◆ Task goal ◆
Each entry that follows must be output without any deviation.

** Start of Exercise material **

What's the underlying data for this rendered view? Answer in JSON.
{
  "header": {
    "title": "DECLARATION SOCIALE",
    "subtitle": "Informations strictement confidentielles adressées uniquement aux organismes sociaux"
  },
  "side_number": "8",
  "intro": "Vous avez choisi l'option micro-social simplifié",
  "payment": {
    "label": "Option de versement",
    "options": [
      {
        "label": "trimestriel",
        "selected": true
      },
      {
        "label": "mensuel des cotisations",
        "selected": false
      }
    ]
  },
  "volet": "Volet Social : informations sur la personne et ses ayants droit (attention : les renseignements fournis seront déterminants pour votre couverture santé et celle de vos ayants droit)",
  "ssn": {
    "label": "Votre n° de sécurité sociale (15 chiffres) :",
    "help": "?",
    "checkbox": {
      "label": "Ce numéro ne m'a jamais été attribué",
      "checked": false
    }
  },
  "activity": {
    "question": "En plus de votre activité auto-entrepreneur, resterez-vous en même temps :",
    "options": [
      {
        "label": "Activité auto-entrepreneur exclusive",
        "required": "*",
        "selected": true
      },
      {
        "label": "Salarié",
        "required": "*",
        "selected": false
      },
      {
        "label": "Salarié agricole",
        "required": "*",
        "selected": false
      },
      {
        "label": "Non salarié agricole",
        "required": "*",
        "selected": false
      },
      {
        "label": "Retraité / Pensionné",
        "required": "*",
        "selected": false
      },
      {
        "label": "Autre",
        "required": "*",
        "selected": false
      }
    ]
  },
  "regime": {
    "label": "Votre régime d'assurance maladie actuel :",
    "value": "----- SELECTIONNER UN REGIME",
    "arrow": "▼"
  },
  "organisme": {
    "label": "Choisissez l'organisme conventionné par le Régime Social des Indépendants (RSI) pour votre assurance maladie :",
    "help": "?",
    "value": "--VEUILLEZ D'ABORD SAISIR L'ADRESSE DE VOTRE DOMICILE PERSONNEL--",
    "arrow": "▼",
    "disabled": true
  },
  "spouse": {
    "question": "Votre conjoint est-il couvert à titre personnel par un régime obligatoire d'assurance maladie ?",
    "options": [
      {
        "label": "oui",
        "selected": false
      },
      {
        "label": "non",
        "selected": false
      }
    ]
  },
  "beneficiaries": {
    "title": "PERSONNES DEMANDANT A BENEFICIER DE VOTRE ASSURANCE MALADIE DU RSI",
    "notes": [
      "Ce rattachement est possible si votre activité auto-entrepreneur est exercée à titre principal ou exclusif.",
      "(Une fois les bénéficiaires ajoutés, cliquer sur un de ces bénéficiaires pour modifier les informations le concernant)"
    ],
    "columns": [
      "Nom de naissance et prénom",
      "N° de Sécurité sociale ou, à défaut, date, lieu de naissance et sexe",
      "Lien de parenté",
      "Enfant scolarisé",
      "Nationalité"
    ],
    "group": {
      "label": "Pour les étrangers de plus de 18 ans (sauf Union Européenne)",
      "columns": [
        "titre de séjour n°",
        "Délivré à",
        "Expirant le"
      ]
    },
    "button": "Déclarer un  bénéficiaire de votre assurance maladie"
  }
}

** End of Exercise material **

◆ Reply ◆
What's the underlying data for this rendered view? Answer in JSON.
{
  "header": {
    "title": "DECLARATION SOCIALE",
    "subtitle": "Informations strictement confidentielles adressées uniquement aux organismes sociaux"
  },
  "side_number": "8",
  "intro": "Vous avez choisi l'option micro-social simplifié",
  "payment": {
    "label": "Option de versement",
    "options": [
      {
        "label": "trimestriel",
        "selected": true
      },
      {
        "label": "mensuel des cotisations",
        "selected": false
      }
    ]
  },
  "volet": "Volet Social : informations sur la personne et ses ayants droit (attention : les renseignements fournis seront déterminants pour votre couverture santé et celle de vos ayants droit)",
  "ssn": {
    "label": "Votre n° de sécurité sociale (15 chiffres) :",
    "help": "?",
    "checkbox": {
      "label": "Ce numéro ne m'a jamais été attribué",
      "checked": false
    }
  },
  "activity": {
    "question": "En plus de votre activité auto-entrepreneur, resterez-vous en même temps :",
    "options": [
      {
        "label": "Activité auto-entrepreneur exclusive",
        "required": "*",
        "selected": true
      },
      {
        "label": "Salarié",
        "required": "*",
        "selected": false
      },
      {
        "label": "Salarié agricole",
        "required": "*",
        "selected": false
      },
      {
        "label": "Non salarié agricole",
        "required": "*",
        "selected": false
      },
      {
        "label": "Retraité / Pensionné",
        "required": "*",
        "selected": false
      },
      {
        "label": "Autre",
        "required": "*",
        "selected": false
      }
    ]
  },
  "regime": {
    "label": "Votre régime d'assurance maladie actuel :",
    "value": "----- SELECTIONNER UN REGIME",
    "arrow": "▼"
  },
  "organisme": {
    "label": "Choisissez l'organisme conventionné par le Régime Social des Indépendants (RSI) pour votre assurance maladie :",
    "help": "?",
    "value": "--VEUILLEZ D'ABORD SAISIR L'ADRESSE DE VOTRE DOMICILE PERSONNEL--",
    "arrow": "▼",
    "disabled": true
  },
  "spouse": {
    "question": "Votre conjoint est-il couvert à titre personnel par un régime obligatoire d'assurance maladie ?",
    "options": [
      {
        "label": "oui",
        "selected": false
      },
      {
        "label": "non",
        "selected": false
      }
    ]
  },
  "beneficiaries": {
    "title": "PERSONNES DEMANDANT A BENEFICIER DE VOTRE ASSURANCE MALADIE DU RSI",
    "notes": [
      "Ce rattachement est possible si votre activité auto-entrepreneur est exercée à titre principal ou exclusif.",
      "(Une fois les bénéficiaires ajoutés, cliquer sur un de ces bénéficiaires pour modifier les informations le concernant)"
    ],
    "columns": [
      "Nom de naissance et prénom",
      "N° de Sécurité sociale ou, à défaut, date, lieu de naissance et sexe",
      "Lien de parenté",
      "Enfant scolarisé",
      "Nationalité"
    ],
    "group": {
      "label": "Pour les étrangers de plus de 18 ans (sauf Union Européenne)",
      "columns": [
        "titre de séjour n°",
        "Délivré à",
        "Expirant le"
      ]
    },
    "button": "Déclarer un  bénéficiaire de votre assurance maladie"
  }
}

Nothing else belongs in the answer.